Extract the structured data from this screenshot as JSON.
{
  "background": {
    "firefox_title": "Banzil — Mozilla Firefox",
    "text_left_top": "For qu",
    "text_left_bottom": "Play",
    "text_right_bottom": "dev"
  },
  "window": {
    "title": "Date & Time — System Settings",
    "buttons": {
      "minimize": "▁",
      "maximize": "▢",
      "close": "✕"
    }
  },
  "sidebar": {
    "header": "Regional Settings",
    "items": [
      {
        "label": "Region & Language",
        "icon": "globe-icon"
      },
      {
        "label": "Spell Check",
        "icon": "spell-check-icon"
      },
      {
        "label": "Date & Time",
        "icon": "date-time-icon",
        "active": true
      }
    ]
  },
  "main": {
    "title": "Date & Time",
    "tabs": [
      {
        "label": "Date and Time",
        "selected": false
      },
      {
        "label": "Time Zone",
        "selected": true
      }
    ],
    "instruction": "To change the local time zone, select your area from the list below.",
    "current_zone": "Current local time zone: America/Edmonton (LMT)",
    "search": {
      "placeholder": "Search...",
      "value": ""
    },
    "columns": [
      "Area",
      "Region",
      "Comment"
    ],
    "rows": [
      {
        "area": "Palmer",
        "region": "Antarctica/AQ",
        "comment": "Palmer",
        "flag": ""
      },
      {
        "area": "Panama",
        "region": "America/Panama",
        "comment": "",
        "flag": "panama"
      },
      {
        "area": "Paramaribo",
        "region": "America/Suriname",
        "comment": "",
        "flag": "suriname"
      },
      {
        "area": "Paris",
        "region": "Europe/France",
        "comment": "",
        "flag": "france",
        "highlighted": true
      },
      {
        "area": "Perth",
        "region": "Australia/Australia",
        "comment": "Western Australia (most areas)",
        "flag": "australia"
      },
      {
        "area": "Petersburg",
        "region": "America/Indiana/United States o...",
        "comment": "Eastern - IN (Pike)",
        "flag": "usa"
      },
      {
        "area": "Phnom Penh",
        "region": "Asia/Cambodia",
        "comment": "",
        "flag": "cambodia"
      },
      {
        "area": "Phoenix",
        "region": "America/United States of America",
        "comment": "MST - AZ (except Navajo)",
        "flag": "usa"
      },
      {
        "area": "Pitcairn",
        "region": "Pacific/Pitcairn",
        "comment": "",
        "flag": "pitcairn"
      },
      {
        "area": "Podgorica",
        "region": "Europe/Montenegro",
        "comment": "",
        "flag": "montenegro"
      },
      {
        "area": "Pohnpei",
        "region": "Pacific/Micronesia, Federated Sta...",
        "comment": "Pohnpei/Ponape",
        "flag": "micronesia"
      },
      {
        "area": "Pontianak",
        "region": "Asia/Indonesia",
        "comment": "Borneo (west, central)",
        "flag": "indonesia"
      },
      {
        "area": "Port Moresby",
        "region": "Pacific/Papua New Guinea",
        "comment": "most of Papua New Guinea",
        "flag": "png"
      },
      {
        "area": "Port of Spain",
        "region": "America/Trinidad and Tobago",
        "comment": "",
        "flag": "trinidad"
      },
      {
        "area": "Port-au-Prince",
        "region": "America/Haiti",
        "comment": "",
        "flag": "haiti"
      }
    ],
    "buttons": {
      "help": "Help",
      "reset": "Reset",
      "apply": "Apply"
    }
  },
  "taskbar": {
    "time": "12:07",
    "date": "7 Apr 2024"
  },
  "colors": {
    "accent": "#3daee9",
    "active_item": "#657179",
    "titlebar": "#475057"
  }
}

..........

= DIRECTIVE =
Copy each line of the preceding data that contains the string "label".

= FINISHED ANSWER =
        "label": "Region & Language",
        "label": "Spell Check",
        "label": "Date & Time",
        "label": "Date and Time",
        "label": "Time Zone",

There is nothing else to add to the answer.